# START OF Given records

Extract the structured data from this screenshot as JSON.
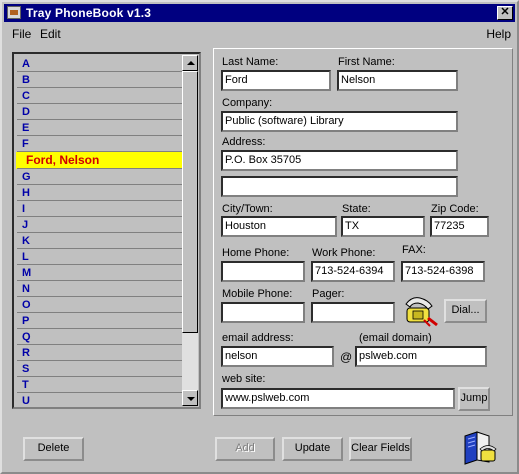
{
  "window": {
    "title": "Tray PhoneBook v1.3",
    "close_label": "✕"
  },
  "menu": {
    "file": "File",
    "edit": "Edit",
    "help": "Help"
  },
  "list": {
    "items": [
      "A",
      "B",
      "C",
      "D",
      "E",
      "F",
      "Ford, Nelson",
      "G",
      "H",
      "I",
      "J",
      "K",
      "L",
      "M",
      "N",
      "O",
      "P",
      "Q",
      "R",
      "S",
      "T",
      "U"
    ],
    "selected_index": 6
  },
  "form": {
    "last_name": {
      "label": "Last Name:",
      "value": "Ford"
    },
    "first_name": {
      "label": "First Name:",
      "value": "Nelson"
    },
    "company": {
      "label": "Company:",
      "value": "Public (software) Library"
    },
    "address": {
      "label": "Address:",
      "line1": "P.O. Box 35705",
      "line2": ""
    },
    "city": {
      "label": "City/Town:",
      "value": "Houston"
    },
    "state": {
      "label": "State:",
      "value": "TX"
    },
    "zip": {
      "label": "Zip Code:",
      "value": "77235"
    },
    "home_phone": {
      "label": "Home Phone:",
      "value": ""
    },
    "work_phone": {
      "label": "Work Phone:",
      "value": "713-524-6394"
    },
    "fax": {
      "label": "FAX:",
      "value": "713-524-6398"
    },
    "mobile_phone": {
      "label": "Mobile Phone:",
      "value": ""
    },
    "pager": {
      "label": "Pager:",
      "value": ""
    },
    "email_address": {
      "label": "email address:",
      "value": "nelson"
    },
    "email_at": "@",
    "email_domain": {
      "label": "(email domain)",
      "value": "pslweb.com"
    },
    "web_site": {
      "label": "web site:",
      "value": "www.pslweb.com"
    }
  },
  "buttons": {
    "dial": "Dial...",
    "jump": "Jump",
    "delete": "Delete",
    "add": "Add",
    "update": "Update",
    "clear": "Clear Fields"
  },
  "icons": {
    "phone": "phone-icon",
    "book": "phonebook-icon"
  }
}
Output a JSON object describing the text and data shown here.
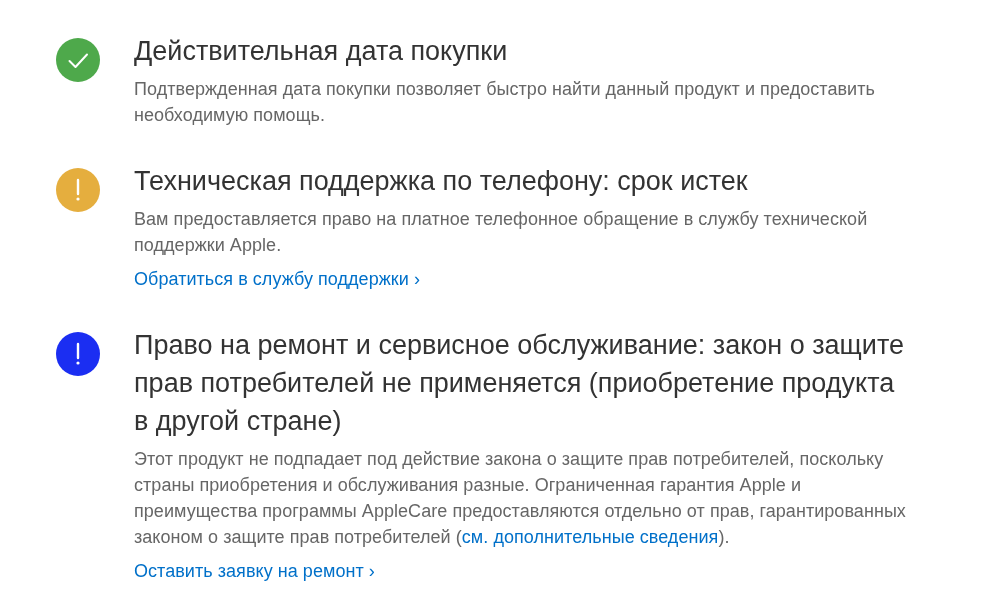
{
  "items": [
    {
      "kind": "check",
      "color": "#4ea94b",
      "title": "Действительная дата покупки",
      "description": [
        {
          "kind": "text",
          "text": "Подтвержденная дата покупки позволяет быстро найти данный продукт и предоставить необходимую помощь."
        }
      ]
    },
    {
      "kind": "alert",
      "color": "#e5ae3e",
      "title": "Техническая поддержка по телефону: срок истек",
      "description": [
        {
          "kind": "text",
          "text": "Вам предоставляется право на платное телефонное обращение в службу технической поддержки Apple."
        }
      ],
      "action": "Обратиться в службу поддержки ›"
    },
    {
      "kind": "alert",
      "color": "#1b2ef2",
      "title": "Право на ремонт и сервисное обслуживание: закон о защите прав потребителей не применяется (приобретение продукта в другой стране)",
      "description": [
        {
          "kind": "text",
          "text": "Этот продукт не подпадает под действие закона о защите прав потребителей, поскольку страны приобретения и обслуживания разные. Ограниченная гарантия Apple и преимущества программы AppleCare предоставляются отдельно от прав, гарантированных законом о защите прав потребителей ("
        },
        {
          "kind": "link",
          "text": "см. дополнительные сведения"
        },
        {
          "kind": "text",
          "text": ")."
        }
      ],
      "action": "Оставить заявку на ремонт ›"
    }
  ]
}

# END OF Given records

Return all the lines that contain the string "дата".

      "title": "Действительная дата покупки",
          "text": "Подтвержденная дата покупки позволяет быстро найти данный продукт и предоставить необходимую помощь."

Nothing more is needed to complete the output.